Spatial annotation data
▽

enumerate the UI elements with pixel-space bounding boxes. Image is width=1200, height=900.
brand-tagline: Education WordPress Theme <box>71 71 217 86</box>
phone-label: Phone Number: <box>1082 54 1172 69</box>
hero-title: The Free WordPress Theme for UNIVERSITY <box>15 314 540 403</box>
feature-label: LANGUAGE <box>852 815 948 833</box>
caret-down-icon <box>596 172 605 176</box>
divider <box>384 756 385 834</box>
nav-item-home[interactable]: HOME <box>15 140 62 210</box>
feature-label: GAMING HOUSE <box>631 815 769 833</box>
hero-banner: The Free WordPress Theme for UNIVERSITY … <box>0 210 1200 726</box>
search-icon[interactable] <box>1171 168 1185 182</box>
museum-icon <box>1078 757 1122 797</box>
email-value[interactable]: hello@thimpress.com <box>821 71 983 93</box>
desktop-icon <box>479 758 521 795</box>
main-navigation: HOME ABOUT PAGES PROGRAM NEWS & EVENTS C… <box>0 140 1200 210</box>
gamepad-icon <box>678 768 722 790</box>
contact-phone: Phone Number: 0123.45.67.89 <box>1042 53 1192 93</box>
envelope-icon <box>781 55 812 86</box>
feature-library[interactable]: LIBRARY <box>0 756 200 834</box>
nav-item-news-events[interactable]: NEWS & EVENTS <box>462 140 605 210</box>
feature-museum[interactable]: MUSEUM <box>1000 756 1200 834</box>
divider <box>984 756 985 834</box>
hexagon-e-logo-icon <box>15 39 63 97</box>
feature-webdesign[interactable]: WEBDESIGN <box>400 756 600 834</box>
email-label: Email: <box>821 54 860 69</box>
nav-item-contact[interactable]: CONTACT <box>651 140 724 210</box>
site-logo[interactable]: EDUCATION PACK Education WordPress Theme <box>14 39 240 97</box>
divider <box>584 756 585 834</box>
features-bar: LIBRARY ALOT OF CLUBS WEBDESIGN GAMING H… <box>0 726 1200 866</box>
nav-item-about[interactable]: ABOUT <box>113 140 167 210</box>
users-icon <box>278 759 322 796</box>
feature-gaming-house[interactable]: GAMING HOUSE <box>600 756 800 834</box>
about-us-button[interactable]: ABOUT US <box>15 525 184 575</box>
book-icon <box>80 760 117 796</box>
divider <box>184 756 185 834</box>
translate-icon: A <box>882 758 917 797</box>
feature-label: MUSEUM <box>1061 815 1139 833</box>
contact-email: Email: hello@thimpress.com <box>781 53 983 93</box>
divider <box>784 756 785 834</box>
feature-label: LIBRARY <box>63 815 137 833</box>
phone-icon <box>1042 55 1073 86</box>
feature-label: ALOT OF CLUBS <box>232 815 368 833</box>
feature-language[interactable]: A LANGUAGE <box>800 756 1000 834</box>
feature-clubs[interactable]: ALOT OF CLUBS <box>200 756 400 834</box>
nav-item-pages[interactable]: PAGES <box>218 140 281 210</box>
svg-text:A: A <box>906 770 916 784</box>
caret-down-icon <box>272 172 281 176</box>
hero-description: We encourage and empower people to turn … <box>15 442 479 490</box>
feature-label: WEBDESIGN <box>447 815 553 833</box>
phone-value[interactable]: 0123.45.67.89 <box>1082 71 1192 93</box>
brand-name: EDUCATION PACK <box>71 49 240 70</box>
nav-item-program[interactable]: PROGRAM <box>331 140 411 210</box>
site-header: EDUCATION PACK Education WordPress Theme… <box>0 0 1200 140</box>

△

● **Your objective**
Copy out all of the data above line for line without any changes.

● **Exercise answer**
enumerate the UI elements with pixel-space bounding boxes. Image is width=1200, height=900.
brand-tagline: Education WordPress Theme <box>71 71 217 86</box>
phone-label: Phone Number: <box>1082 54 1172 69</box>
hero-title: The Free WordPress Theme for UNIVERSITY <box>15 314 540 403</box>
feature-label: LANGUAGE <box>852 815 948 833</box>
caret-down-icon <box>596 172 605 176</box>
divider <box>384 756 385 834</box>
nav-item-home[interactable]: HOME <box>15 140 62 210</box>
feature-label: GAMING HOUSE <box>631 815 769 833</box>
hero-banner: The Free WordPress Theme for UNIVERSITY … <box>0 210 1200 726</box>
search-icon[interactable] <box>1171 168 1185 182</box>
museum-icon <box>1078 757 1122 797</box>
email-value[interactable]: hello@thimpress.com <box>821 71 983 93</box>
desktop-icon <box>479 758 521 795</box>
main-navigation: HOME ABOUT PAGES PROGRAM NEWS & EVENTS C… <box>0 140 1200 210</box>
gamepad-icon <box>678 768 722 790</box>
contact-phone: Phone Number: 0123.45.67.89 <box>1042 53 1192 93</box>
envelope-icon <box>781 55 812 86</box>
feature-library[interactable]: LIBRARY <box>0 756 200 834</box>
nav-item-news-events[interactable]: NEWS & EVENTS <box>462 140 605 210</box>
feature-museum[interactable]: MUSEUM <box>1000 756 1200 834</box>
divider <box>984 756 985 834</box>
hexagon-e-logo-icon <box>15 39 63 97</box>
feature-webdesign[interactable]: WEBDESIGN <box>400 756 600 834</box>
email-label: Email: <box>821 54 860 69</box>
nav-item-contact[interactable]: CONTACT <box>651 140 724 210</box>
site-logo[interactable]: EDUCATION PACK Education WordPress Theme <box>14 39 240 97</box>
divider <box>584 756 585 834</box>
features-bar: LIBRARY ALOT OF CLUBS WEBDESIGN GAMING H… <box>0 726 1200 866</box>
nav-item-about[interactable]: ABOUT <box>113 140 167 210</box>
users-icon <box>278 759 322 796</box>
feature-gaming-house[interactable]: GAMING HOUSE <box>600 756 800 834</box>
about-us-button[interactable]: ABOUT US <box>15 525 184 575</box>
book-icon <box>80 760 117 796</box>
divider <box>184 756 185 834</box>
translate-icon: A <box>882 758 917 797</box>
feature-label: MUSEUM <box>1061 815 1139 833</box>
contact-email: Email: hello@thimpress.com <box>781 53 983 93</box>
divider <box>784 756 785 834</box>
feature-label: LIBRARY <box>63 815 137 833</box>
phone-icon <box>1042 55 1073 86</box>
feature-label: ALOT OF CLUBS <box>232 815 368 833</box>
feature-language[interactable]: A LANGUAGE <box>800 756 1000 834</box>
feature-clubs[interactable]: ALOT OF CLUBS <box>200 756 400 834</box>
nav-item-pages[interactable]: PAGES <box>218 140 281 210</box>
svg-text:A: A <box>906 770 916 784</box>
caret-down-icon <box>272 172 281 176</box>
hero-description: We encourage and empower people to turn … <box>15 442 479 490</box>
feature-label: WEBDESIGN <box>447 815 553 833</box>
phone-value[interactable]: 0123.45.67.89 <box>1082 71 1192 93</box>
brand-name: EDUCATION PACK <box>71 49 240 70</box>
nav-item-program[interactable]: PROGRAM <box>331 140 411 210</box>
site-header: EDUCATION PACK Education WordPress Theme… <box>0 0 1200 140</box>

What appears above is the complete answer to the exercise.